▶ [Challenge]
Copy out, unchanged, the rows from the first line up to and including the line with "github-button[interactable]: GitHub ↗ (54, 370, 92, 378)".

>>>

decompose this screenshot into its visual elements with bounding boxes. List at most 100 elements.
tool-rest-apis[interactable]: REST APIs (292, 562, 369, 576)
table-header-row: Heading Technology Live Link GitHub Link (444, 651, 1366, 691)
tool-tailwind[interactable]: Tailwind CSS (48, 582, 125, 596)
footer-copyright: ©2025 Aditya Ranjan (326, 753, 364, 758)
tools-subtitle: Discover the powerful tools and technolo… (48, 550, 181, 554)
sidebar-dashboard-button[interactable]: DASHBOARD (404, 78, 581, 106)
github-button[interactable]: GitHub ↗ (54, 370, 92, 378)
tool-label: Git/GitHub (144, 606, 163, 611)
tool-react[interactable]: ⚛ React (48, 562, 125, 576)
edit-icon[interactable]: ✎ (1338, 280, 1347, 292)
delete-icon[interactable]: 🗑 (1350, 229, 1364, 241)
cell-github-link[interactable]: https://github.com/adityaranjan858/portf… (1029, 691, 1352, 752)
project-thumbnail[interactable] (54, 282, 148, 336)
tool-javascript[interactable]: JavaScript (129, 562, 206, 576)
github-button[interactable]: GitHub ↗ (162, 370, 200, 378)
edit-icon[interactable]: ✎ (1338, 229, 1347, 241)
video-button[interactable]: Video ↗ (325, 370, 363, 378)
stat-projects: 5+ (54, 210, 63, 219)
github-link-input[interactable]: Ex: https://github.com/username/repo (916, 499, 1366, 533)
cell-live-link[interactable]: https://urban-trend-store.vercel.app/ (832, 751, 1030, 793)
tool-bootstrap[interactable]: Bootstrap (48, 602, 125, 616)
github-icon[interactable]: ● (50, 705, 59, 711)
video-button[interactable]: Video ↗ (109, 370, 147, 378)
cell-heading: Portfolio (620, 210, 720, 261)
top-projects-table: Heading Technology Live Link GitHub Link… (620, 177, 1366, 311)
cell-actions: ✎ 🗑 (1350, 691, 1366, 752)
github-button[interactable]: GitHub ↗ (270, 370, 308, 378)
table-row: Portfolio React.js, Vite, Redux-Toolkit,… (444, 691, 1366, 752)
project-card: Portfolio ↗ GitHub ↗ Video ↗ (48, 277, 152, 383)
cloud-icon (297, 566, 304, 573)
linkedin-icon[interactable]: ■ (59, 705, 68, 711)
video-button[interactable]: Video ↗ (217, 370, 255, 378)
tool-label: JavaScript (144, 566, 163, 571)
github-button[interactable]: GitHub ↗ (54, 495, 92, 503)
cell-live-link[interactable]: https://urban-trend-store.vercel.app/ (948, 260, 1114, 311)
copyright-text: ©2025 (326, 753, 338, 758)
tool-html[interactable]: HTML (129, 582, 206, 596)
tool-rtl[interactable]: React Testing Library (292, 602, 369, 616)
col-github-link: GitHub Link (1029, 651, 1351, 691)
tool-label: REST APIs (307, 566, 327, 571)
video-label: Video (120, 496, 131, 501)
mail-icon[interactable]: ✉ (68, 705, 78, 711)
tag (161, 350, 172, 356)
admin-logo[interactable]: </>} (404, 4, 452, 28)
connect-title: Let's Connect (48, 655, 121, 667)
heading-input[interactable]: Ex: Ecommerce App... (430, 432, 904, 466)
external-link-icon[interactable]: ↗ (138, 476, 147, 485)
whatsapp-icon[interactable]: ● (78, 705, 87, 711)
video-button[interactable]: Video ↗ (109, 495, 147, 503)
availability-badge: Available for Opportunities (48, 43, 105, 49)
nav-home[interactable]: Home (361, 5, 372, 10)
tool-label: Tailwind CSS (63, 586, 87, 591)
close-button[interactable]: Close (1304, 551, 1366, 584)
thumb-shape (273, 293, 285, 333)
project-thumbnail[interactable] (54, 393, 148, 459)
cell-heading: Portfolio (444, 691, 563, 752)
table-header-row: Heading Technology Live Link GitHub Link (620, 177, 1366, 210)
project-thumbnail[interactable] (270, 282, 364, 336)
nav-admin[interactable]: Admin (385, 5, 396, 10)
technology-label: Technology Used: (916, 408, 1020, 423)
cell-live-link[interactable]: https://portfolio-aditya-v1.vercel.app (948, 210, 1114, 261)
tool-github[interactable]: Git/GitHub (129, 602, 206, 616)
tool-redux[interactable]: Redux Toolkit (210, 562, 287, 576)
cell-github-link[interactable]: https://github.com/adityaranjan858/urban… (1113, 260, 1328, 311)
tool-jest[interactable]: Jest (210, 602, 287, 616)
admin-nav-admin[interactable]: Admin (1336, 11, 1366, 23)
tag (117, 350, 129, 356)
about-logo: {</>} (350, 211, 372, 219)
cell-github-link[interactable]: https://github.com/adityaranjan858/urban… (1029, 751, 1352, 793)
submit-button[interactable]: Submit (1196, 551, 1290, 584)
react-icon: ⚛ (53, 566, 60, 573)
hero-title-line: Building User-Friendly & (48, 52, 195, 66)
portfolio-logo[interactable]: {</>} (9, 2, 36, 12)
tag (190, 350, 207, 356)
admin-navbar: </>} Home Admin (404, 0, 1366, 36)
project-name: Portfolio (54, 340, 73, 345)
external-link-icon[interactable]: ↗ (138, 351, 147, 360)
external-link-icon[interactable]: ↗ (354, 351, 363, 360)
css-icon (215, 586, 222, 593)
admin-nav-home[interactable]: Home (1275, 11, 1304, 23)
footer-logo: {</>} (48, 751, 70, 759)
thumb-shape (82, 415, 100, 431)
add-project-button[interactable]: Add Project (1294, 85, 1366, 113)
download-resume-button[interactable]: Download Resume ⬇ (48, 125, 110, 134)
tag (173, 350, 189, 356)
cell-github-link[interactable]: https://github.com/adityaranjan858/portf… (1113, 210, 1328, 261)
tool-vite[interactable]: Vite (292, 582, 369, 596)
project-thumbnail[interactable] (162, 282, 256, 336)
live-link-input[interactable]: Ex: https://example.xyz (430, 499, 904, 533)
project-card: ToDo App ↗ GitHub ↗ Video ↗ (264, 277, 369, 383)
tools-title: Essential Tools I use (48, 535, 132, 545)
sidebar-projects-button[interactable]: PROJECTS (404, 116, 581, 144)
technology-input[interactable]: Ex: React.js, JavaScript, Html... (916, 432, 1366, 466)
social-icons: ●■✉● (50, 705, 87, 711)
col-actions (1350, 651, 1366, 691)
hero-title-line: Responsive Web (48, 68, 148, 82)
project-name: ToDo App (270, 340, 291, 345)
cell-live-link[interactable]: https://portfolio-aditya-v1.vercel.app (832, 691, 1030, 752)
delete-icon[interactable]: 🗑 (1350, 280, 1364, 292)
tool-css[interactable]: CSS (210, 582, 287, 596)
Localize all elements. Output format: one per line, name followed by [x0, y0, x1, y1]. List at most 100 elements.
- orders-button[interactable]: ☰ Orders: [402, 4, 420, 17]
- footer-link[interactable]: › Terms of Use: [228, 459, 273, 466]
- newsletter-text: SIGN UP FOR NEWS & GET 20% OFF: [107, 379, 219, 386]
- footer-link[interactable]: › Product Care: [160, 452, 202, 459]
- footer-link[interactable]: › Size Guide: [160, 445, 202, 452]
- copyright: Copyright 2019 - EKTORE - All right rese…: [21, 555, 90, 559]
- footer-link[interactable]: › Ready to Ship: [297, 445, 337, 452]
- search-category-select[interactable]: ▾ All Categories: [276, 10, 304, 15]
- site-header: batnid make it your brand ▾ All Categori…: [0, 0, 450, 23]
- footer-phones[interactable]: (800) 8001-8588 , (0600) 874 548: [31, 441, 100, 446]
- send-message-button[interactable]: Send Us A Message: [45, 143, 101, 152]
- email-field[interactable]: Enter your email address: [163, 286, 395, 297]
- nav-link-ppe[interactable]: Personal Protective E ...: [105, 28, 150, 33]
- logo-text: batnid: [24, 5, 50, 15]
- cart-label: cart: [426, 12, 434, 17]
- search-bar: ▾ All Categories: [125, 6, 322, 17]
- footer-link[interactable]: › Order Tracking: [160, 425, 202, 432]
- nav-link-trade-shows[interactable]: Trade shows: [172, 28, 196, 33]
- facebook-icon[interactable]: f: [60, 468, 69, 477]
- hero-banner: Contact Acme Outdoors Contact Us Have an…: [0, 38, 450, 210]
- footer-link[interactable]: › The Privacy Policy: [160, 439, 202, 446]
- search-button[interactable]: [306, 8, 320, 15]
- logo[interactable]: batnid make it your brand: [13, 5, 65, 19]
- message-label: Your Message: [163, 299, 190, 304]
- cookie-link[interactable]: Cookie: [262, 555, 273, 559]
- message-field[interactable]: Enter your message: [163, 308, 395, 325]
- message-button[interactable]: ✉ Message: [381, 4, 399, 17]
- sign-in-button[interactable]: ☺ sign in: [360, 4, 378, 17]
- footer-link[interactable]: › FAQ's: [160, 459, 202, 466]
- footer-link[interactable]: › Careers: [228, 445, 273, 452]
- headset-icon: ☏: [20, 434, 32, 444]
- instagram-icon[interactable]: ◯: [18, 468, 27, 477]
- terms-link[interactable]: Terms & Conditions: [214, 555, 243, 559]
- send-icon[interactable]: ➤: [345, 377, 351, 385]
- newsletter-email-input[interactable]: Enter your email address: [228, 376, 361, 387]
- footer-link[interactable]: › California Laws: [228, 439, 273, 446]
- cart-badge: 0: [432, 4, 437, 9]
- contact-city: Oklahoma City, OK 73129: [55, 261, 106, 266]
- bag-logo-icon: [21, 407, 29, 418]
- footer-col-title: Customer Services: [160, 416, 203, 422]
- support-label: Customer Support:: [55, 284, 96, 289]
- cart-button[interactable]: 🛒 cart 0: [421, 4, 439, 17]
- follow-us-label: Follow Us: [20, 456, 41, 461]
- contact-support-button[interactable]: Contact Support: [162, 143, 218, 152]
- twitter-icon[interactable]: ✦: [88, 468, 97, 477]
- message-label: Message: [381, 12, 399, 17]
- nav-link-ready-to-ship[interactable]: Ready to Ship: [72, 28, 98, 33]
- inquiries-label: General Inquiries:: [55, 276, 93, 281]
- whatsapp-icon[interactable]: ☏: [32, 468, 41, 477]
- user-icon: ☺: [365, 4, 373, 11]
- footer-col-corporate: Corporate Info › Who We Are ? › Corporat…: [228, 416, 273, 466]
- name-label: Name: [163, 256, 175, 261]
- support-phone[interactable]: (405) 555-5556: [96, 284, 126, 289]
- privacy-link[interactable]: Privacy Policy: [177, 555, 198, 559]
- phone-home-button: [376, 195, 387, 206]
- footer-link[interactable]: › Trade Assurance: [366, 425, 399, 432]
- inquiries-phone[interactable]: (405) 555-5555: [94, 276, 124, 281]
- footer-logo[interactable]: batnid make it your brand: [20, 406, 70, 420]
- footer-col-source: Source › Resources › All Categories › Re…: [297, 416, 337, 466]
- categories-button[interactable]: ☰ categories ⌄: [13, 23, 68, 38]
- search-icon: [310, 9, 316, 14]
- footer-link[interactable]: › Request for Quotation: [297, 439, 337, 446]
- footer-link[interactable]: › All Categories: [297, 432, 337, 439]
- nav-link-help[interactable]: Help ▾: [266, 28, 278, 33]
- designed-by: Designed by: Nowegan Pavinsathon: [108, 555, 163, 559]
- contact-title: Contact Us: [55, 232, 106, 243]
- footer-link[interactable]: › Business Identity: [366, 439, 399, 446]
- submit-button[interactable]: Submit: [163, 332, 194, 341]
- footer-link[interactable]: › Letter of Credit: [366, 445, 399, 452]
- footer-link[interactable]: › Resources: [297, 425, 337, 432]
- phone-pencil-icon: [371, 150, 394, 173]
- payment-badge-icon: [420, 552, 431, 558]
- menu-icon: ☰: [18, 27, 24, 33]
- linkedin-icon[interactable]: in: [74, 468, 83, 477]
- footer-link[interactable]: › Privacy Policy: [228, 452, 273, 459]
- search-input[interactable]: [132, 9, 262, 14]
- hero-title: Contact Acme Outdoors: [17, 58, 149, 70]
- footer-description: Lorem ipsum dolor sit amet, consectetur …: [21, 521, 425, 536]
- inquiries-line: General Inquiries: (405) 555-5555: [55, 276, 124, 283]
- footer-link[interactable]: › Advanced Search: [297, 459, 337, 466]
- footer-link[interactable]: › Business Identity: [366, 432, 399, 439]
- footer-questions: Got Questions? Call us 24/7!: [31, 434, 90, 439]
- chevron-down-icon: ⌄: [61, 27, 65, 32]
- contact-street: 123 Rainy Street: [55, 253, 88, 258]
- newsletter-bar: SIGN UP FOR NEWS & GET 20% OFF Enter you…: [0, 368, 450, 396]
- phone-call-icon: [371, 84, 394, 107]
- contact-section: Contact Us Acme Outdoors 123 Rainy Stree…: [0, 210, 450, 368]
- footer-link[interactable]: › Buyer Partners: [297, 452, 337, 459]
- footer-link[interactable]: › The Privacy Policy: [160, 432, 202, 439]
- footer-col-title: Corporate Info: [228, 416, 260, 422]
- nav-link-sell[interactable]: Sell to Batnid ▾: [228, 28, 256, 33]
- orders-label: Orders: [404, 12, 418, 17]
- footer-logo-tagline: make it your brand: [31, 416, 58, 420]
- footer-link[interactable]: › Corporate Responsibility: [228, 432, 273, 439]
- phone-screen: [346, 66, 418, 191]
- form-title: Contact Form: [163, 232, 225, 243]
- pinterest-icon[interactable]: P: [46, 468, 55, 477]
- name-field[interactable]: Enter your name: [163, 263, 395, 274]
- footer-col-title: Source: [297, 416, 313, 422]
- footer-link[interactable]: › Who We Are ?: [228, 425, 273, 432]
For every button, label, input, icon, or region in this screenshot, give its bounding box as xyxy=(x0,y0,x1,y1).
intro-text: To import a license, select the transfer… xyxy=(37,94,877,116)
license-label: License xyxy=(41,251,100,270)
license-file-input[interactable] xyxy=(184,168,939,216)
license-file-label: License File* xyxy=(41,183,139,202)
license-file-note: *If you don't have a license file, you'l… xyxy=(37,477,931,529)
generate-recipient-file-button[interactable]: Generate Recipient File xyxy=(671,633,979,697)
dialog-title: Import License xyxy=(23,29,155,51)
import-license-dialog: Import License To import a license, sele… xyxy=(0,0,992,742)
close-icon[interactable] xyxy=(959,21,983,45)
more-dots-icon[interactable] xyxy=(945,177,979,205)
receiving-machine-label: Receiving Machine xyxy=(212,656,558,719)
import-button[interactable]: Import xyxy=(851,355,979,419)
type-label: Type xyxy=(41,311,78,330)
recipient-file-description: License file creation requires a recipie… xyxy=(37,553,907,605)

<<<

▶ [Full answer]
decompose this screenshot into its visual elements with bounding boxes. List at most 100 elements.
tool-rest-apis[interactable]: REST APIs (292, 562, 369, 576)
table-header-row: Heading Technology Live Link GitHub Link (444, 651, 1366, 691)
tool-tailwind[interactable]: Tailwind CSS (48, 582, 125, 596)
footer-copyright: ©2025 Aditya Ranjan (326, 753, 364, 758)
tools-subtitle: Discover the powerful tools and technolo… (48, 550, 181, 554)
sidebar-dashboard-button[interactable]: DASHBOARD (404, 78, 581, 106)
github-button[interactable]: GitHub ↗ (54, 370, 92, 378)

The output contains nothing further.